> What to do: Wherever a line below holds the word "this", copy that line.

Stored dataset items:

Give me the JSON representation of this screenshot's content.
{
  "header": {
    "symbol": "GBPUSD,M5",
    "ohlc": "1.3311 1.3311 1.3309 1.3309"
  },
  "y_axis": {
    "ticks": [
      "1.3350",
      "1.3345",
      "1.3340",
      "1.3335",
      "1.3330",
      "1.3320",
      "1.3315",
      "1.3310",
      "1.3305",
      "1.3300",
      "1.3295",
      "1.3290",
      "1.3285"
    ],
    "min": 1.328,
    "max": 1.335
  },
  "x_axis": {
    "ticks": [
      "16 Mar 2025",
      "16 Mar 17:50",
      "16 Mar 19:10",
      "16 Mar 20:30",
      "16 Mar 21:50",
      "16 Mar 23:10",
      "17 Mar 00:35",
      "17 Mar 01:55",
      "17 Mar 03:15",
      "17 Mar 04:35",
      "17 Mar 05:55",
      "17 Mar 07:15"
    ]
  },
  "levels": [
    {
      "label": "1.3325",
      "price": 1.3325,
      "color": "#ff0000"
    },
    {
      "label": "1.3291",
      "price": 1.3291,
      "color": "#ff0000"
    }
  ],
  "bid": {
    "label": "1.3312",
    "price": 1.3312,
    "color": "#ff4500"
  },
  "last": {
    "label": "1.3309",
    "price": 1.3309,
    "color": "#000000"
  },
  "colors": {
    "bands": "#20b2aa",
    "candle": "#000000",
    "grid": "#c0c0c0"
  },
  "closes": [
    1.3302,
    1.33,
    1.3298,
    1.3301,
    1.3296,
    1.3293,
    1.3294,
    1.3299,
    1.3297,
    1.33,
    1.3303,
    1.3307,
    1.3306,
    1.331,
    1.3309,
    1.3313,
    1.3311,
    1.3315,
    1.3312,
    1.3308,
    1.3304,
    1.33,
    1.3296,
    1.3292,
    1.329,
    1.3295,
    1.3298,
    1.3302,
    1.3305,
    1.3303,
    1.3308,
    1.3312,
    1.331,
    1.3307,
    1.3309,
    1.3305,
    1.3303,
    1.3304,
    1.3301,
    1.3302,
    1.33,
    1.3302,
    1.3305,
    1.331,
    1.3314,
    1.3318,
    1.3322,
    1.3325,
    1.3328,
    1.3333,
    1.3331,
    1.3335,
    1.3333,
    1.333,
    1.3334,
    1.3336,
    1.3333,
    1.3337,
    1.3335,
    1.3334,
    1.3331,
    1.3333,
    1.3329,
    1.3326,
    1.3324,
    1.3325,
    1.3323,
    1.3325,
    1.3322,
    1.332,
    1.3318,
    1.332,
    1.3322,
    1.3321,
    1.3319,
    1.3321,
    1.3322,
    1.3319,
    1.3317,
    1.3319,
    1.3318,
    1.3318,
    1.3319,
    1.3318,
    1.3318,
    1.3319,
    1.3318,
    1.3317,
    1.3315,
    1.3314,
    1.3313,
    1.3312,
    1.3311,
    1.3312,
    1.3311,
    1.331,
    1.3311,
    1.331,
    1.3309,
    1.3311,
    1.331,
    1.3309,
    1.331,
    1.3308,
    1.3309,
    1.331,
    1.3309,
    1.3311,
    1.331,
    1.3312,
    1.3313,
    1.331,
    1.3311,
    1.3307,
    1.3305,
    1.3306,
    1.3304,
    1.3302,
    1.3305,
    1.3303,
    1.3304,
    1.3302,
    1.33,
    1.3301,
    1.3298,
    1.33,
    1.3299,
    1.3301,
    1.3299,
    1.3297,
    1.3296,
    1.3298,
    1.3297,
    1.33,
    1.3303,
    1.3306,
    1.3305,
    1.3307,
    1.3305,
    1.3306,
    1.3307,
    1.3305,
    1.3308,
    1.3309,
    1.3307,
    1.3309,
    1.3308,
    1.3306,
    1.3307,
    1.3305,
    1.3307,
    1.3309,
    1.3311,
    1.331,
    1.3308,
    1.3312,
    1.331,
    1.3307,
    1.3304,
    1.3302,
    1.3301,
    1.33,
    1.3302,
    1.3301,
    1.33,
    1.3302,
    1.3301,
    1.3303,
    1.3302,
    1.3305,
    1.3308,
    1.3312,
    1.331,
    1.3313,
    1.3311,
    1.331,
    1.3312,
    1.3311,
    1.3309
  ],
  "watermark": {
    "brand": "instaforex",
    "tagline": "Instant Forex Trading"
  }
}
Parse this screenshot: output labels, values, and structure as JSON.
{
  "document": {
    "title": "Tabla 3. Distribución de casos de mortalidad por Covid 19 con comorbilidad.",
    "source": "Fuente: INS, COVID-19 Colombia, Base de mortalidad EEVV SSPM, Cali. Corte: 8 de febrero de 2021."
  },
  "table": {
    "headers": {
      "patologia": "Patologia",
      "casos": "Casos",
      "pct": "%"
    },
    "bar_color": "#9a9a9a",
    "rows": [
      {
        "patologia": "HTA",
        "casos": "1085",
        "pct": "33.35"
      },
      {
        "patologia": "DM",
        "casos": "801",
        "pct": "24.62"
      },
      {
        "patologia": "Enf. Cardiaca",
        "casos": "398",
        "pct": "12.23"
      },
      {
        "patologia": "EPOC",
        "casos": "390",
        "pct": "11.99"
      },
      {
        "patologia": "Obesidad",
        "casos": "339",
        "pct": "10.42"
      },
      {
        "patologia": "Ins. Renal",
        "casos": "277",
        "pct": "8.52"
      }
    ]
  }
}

> Exercise response:
Give me the JSON representation of this screenshot's content.
Parse this screenshot: output labels, values, and structure as JSON.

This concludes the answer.